→ Written request
Wherever the string "Tegeticula" occurs in a line of these records, report that line.

→ Extracted information
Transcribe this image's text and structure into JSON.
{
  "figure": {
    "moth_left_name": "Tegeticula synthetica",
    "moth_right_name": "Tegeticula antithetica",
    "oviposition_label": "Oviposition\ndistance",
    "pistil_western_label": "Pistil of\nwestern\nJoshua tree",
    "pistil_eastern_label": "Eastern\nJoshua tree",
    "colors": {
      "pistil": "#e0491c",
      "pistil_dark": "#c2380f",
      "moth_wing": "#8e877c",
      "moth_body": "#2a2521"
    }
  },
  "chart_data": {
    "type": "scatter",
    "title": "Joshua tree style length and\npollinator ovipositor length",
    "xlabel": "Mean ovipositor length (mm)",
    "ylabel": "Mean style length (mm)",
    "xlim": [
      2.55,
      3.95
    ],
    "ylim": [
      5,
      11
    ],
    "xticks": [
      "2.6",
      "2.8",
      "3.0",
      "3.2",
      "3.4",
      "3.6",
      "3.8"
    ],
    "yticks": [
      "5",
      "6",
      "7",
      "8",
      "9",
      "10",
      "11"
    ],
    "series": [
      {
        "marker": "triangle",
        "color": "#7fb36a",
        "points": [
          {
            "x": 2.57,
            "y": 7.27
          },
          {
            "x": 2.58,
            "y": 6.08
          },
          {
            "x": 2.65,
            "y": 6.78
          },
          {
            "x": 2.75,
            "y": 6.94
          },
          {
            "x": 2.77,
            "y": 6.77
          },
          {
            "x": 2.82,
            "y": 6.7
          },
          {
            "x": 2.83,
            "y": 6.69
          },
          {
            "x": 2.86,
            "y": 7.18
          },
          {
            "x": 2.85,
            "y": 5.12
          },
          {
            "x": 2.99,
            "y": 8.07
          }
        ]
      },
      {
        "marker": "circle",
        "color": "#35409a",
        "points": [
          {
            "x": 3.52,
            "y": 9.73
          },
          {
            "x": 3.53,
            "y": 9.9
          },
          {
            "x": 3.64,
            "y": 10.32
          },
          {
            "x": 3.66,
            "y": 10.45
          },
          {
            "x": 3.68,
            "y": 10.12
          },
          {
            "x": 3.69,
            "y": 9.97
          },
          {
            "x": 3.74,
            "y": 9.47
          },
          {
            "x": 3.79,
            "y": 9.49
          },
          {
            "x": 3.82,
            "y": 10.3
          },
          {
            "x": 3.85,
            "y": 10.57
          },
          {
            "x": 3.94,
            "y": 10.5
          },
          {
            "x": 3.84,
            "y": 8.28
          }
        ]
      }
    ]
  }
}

→ Exercise answer
    "moth_left_name": "Tegeticula synthetica",
    "moth_right_name": "Tegeticula antithetica",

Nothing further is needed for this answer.